§ Task goal
Reproduce the listing that follows with no differences at all.

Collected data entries
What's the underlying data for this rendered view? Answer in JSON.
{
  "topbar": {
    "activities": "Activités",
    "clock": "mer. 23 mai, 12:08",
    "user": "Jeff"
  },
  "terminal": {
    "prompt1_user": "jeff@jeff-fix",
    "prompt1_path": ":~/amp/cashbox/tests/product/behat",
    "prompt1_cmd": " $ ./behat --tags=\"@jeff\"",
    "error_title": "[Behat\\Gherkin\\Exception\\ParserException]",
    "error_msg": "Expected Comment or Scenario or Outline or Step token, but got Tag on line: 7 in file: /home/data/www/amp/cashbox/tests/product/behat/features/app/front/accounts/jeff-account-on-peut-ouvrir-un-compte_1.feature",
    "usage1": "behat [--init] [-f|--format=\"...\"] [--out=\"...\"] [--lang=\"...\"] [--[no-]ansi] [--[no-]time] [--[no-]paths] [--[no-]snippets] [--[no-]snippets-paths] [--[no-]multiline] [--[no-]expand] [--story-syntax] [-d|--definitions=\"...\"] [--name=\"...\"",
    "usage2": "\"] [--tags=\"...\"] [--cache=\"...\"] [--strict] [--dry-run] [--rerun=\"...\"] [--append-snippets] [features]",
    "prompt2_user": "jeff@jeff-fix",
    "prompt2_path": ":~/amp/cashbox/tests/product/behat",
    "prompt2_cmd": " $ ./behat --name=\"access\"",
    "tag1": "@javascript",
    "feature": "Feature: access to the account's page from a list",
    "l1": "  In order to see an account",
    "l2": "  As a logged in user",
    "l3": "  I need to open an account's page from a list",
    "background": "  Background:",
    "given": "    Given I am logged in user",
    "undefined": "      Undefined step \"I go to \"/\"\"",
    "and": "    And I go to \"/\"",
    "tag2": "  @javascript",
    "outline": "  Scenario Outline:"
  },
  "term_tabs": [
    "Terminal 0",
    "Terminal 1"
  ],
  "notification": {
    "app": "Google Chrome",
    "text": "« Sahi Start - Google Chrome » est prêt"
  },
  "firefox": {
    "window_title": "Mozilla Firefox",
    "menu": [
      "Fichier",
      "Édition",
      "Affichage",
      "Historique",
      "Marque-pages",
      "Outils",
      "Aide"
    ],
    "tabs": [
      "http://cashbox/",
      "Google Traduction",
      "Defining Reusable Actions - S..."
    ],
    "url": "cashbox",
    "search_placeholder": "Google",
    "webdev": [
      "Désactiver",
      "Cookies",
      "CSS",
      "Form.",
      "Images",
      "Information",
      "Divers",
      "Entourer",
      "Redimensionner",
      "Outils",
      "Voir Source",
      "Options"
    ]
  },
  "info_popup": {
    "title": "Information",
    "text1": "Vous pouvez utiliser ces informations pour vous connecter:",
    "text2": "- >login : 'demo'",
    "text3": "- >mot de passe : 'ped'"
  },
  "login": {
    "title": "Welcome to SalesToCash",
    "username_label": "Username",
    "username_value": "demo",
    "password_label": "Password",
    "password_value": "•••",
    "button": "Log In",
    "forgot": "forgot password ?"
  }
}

§ Worked solution
What's the underlying data for this rendered view? Answer in JSON.
{
  "topbar": {
    "activities": "Activités",
    "clock": "mer. 23 mai, 12:08",
    "user": "Jeff"
  },
  "terminal": {
    "prompt1_user": "jeff@jeff-fix",
    "prompt1_path": ":~/amp/cashbox/tests/product/behat",
    "prompt1_cmd": " $ ./behat --tags=\"@jeff\"",
    "error_title": "[Behat\\Gherkin\\Exception\\ParserException]",
    "error_msg": "Expected Comment or Scenario or Outline or Step token, but got Tag on line: 7 in file: /home/data/www/amp/cashbox/tests/product/behat/features/app/front/accounts/jeff-account-on-peut-ouvrir-un-compte_1.feature",
    "usage1": "behat [--init] [-f|--format=\"...\"] [--out=\"...\"] [--lang=\"...\"] [--[no-]ansi] [--[no-]time] [--[no-]paths] [--[no-]snippets] [--[no-]snippets-paths] [--[no-]multiline] [--[no-]expand] [--story-syntax] [-d|--definitions=\"...\"] [--name=\"...\"",
    "usage2": "\"] [--tags=\"...\"] [--cache=\"...\"] [--strict] [--dry-run] [--rerun=\"...\"] [--append-snippets] [features]",
    "prompt2_user": "jeff@jeff-fix",
    "prompt2_path": ":~/amp/cashbox/tests/product/behat",
    "prompt2_cmd": " $ ./behat --name=\"access\"",
    "tag1": "@javascript",
    "feature": "Feature: access to the account's page from a list",
    "l1": "  In order to see an account",
    "l2": "  As a logged in user",
    "l3": "  I need to open an account's page from a list",
    "background": "  Background:",
    "given": "    Given I am logged in user",
    "undefined": "      Undefined step \"I go to \"/\"\"",
    "and": "    And I go to \"/\"",
    "tag2": "  @javascript",
    "outline": "  Scenario Outline:"
  },
  "term_tabs": [
    "Terminal 0",
    "Terminal 1"
  ],
  "notification": {
    "app": "Google Chrome",
    "text": "« Sahi Start - Google Chrome » est prêt"
  },
  "firefox": {
    "window_title": "Mozilla Firefox",
    "menu": [
      "Fichier",
      "Édition",
      "Affichage",
      "Historique",
      "Marque-pages",
      "Outils",
      "Aide"
    ],
    "tabs": [
      "http://cashbox/",
      "Google Traduction",
      "Defining Reusable Actions - S..."
    ],
    "url": "cashbox",
    "search_placeholder": "Google",
    "webdev": [
      "Désactiver",
      "Cookies",
      "CSS",
      "Form.",
      "Images",
      "Information",
      "Divers",
      "Entourer",
      "Redimensionner",
      "Outils",
      "Voir Source",
      "Options"
    ]
  },
  "info_popup": {
    "title": "Information",
    "text1": "Vous pouvez utiliser ces informations pour vous connecter:",
    "text2": "- >login : 'demo'",
    "text3": "- >mot de passe : 'ped'"
  },
  "login": {
    "title": "Welcome to SalesToCash",
    "username_label": "Username",
    "username_value": "demo",
    "password_label": "Password",
    "password_value": "•••",
    "button": "Log In",
    "forgot": "forgot password ?"
  }
}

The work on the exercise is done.